*** Available data ***
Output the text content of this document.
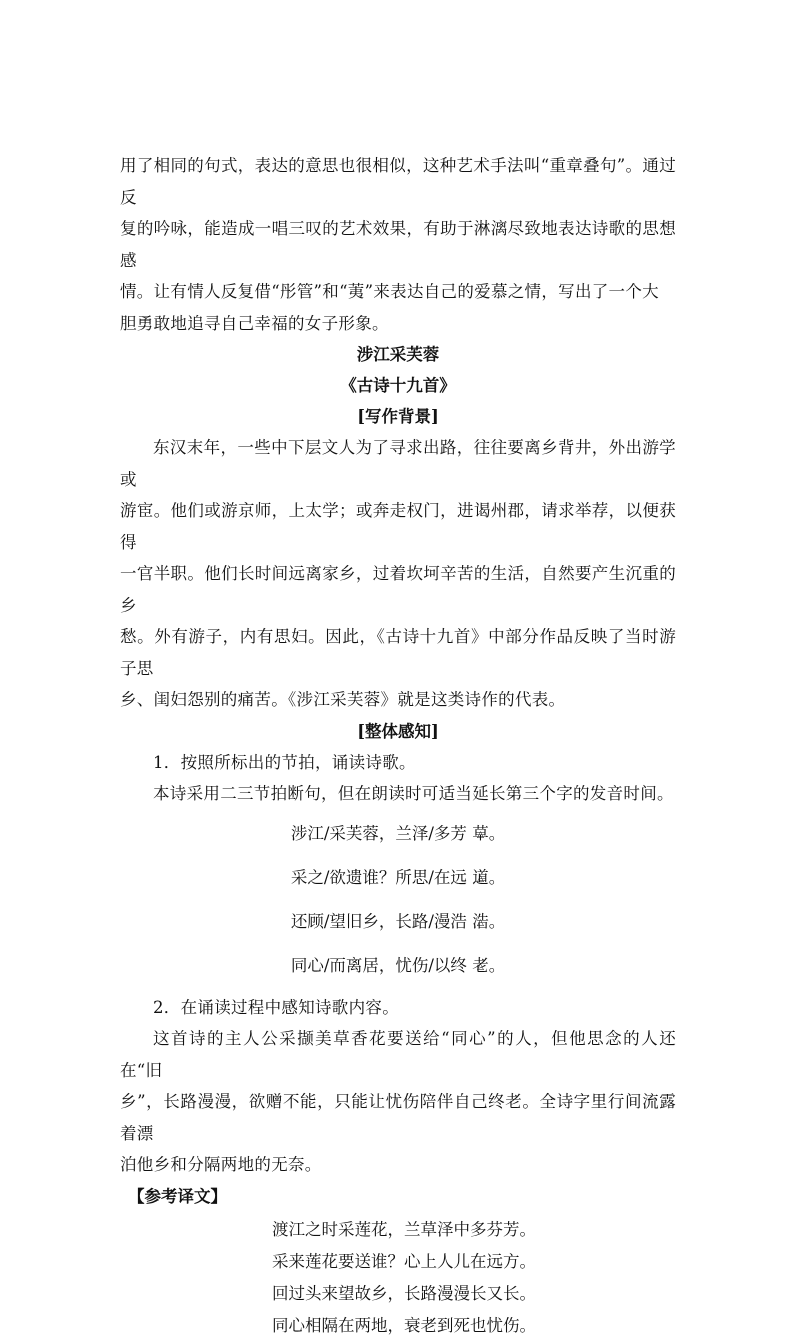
用了相同的句式，表达的意思也很相似，这种艺术手法叫“重章叠句”。通过反
复的吟咏，能造成一唱三叹的艺术效果，有助于淋漓尽致地表达诗歌的思想感
情。让有情人反复借“彤管”和“荑”来表达自己的爱慕之情，写出了一个大
胆勇敢地追寻自己幸福的女子形象。

涉江采芙蓉

《古诗十九首》

[写作背景]

东汉末年，一些中下层文人为了寻求出路，往往要离乡背井，外出游学或
游宦。他们或游京师，上太学；或奔走权门，进谒州郡，请求举荐，以便获得
一官半职。他们长时间远离家乡，过着坎坷辛苦的生活，自然要产生沉重的乡
愁。外有游子，内有思妇。因此，《古诗十九首》中部分作品反映了当时游子思
乡、闺妇怨别的痛苦。《涉江采芙蓉》就是这类诗作的代表。

[整体感知]

1．按照所标出的节拍，诵读诗歌。

本诗采用二三节拍断句，但在朗读时可适当延长第三个字的发音时间。

涉江/采芙蓉，兰泽/多芳 草 △。
采之/欲遗谁？所思/在远 道 △。
还顾/望旧乡，长路/漫浩 浩 △。
同心/而离居，忧伤/以终 老 △。

2．在诵读过程中感知诗歌内容。

这首诗的主人公采撷美草香花要送给“同心”的人，但他思念的人还在“旧
乡”，长路漫漫，欲赠不能，只能让忧伤陪伴自己终老。全诗字里行间流露着漂
泊他乡和分隔两地的无奈。

【参考译文】

渡江之时采莲花，兰草泽中多芬芳。

采来莲花要送谁？心上人儿在远方。

回过头来望故乡，长路漫漫长又长。

同心相隔在两地，衰老到死也忧伤。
***
### [Task instructions]
Write out the material above once more, exactly as it reads, with no pictures.

### [Task solution]
Output the text content of this document.
用了相同的句式，表达的意思也很相似，这种艺术手法叫“重章叠句”。通过反
复的吟咏，能造成一唱三叹的艺术效果，有助于淋漓尽致地表达诗歌的思想感
情。让有情人反复借“彤管”和“荑”来表达自己的爱慕之情，写出了一个大
胆勇敢地追寻自己幸福的女子形象。

涉江采芙蓉

《古诗十九首》

[写作背景]

东汉末年，一些中下层文人为了寻求出路，往往要离乡背井，外出游学或
游宦。他们或游京师，上太学；或奔走权门，进谒州郡，请求举荐，以便获得
一官半职。他们长时间远离家乡，过着坎坷辛苦的生活，自然要产生沉重的乡
愁。外有游子，内有思妇。因此，《古诗十九首》中部分作品反映了当时游子思
乡、闺妇怨别的痛苦。《涉江采芙蓉》就是这类诗作的代表。

[整体感知]

1．按照所标出的节拍，诵读诗歌。

本诗采用二三节拍断句，但在朗读时可适当延长第三个字的发音时间。

涉江/采芙蓉，兰泽/多芳 草 △。
采之/欲遗谁？所思/在远 道 △。
还顾/望旧乡，长路/漫浩 浩 △。
同心/而离居，忧伤/以终 老 △。

2．在诵读过程中感知诗歌内容。

这首诗的主人公采撷美草香花要送给“同心”的人，但他思念的人还在“旧
乡”，长路漫漫，欲赠不能，只能让忧伤陪伴自己终老。全诗字里行间流露着漂
泊他乡和分隔两地的无奈。

【参考译文】

渡江之时采莲花，兰草泽中多芬芳。

采来莲花要送谁？心上人儿在远方。

回过头来望故乡，长路漫漫长又长。

同心相隔在两地，衰老到死也忧伤。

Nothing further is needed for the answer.